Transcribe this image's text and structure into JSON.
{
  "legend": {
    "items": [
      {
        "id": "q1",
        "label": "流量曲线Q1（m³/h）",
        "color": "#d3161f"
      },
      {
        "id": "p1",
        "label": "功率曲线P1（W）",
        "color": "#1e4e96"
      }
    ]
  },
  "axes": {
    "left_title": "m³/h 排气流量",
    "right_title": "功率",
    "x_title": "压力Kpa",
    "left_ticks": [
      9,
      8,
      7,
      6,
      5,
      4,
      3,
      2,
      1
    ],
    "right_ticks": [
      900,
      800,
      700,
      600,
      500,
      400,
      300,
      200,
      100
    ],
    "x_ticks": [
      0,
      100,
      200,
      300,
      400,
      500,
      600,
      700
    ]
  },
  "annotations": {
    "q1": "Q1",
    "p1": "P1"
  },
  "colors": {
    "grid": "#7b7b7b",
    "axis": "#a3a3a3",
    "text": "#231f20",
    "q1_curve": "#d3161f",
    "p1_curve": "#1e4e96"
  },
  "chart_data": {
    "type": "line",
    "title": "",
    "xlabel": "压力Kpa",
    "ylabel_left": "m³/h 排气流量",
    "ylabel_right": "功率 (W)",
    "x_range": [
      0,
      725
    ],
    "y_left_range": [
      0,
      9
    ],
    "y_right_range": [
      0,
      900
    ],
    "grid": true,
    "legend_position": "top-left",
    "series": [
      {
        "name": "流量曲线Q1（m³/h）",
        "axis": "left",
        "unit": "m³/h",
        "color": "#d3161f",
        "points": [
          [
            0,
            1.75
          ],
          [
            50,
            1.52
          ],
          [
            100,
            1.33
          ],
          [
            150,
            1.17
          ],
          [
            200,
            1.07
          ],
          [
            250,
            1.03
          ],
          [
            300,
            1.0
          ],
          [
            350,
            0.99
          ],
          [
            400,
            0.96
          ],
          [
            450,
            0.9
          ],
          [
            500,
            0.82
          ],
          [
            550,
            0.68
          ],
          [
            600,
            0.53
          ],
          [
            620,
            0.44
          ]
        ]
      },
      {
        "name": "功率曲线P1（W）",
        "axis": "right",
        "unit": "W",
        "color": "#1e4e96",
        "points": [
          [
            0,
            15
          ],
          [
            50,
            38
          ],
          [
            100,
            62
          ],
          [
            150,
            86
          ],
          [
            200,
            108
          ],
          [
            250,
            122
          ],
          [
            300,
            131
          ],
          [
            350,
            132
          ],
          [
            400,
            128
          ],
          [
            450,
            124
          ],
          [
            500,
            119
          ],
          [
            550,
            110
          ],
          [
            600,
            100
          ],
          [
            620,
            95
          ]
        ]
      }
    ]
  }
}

◆ ◆ ◆ ◆ ◆

◆ **GIVEN TASK**
Copy the entries above exactly, leaving none out.

◆ **OUTPUT FOR THIS EXERCISE**
Transcribe this image's text and structure into JSON.
{
  "legend": {
    "items": [
      {
        "id": "q1",
        "label": "流量曲线Q1（m³/h）",
        "color": "#d3161f"
      },
      {
        "id": "p1",
        "label": "功率曲线P1（W）",
        "color": "#1e4e96"
      }
    ]
  },
  "axes": {
    "left_title": "m³/h 排气流量",
    "right_title": "功率",
    "x_title": "压力Kpa",
    "left_ticks": [
      9,
      8,
      7,
      6,
      5,
      4,
      3,
      2,
      1
    ],
    "right_ticks": [
      900,
      800,
      700,
      600,
      500,
      400,
      300,
      200,
      100
    ],
    "x_ticks": [
      0,
      100,
      200,
      300,
      400,
      500,
      600,
      700
    ]
  },
  "annotations": {
    "q1": "Q1",
    "p1": "P1"
  },
  "colors": {
    "grid": "#7b7b7b",
    "axis": "#a3a3a3",
    "text": "#231f20",
    "q1_curve": "#d3161f",
    "p1_curve": "#1e4e96"
  },
  "chart_data": {
    "type": "line",
    "title": "",
    "xlabel": "压力Kpa",
    "ylabel_left": "m³/h 排气流量",
    "ylabel_right": "功率 (W)",
    "x_range": [
      0,
      725
    ],
    "y_left_range": [
      0,
      9
    ],
    "y_right_range": [
      0,
      900
    ],
    "grid": true,
    "legend_position": "top-left",
    "series": [
      {
        "name": "流量曲线Q1（m³/h）",
        "axis": "left",
        "unit": "m³/h",
        "color": "#d3161f",
        "points": [
          [
            0,
            1.75
          ],
          [
            50,
            1.52
          ],
          [
            100,
            1.33
          ],
          [
            150,
            1.17
          ],
          [
            200,
            1.07
          ],
          [
            250,
            1.03
          ],
          [
            300,
            1.0
          ],
          [
            350,
            0.99
          ],
          [
            400,
            0.96
          ],
          [
            450,
            0.9
          ],
          [
            500,
            0.82
          ],
          [
            550,
            0.68
          ],
          [
            600,
            0.53
          ],
          [
            620,
            0.44
          ]
        ]
      },
      {
        "name": "功率曲线P1（W）",
        "axis": "right",
        "unit": "W",
        "color": "#1e4e96",
        "points": [
          [
            0,
            15
          ],
          [
            50,
            38
          ],
          [
            100,
            62
          ],
          [
            150,
            86
          ],
          [
            200,
            108
          ],
          [
            250,
            122
          ],
          [
            300,
            131
          ],
          [
            350,
            132
          ],
          [
            400,
            128
          ],
          [
            450,
            124
          ],
          [
            500,
            119
          ],
          [
            550,
            110
          ],
          [
            600,
            100
          ],
          [
            620,
            95
          ]
        ]
      }
    ]
  }
}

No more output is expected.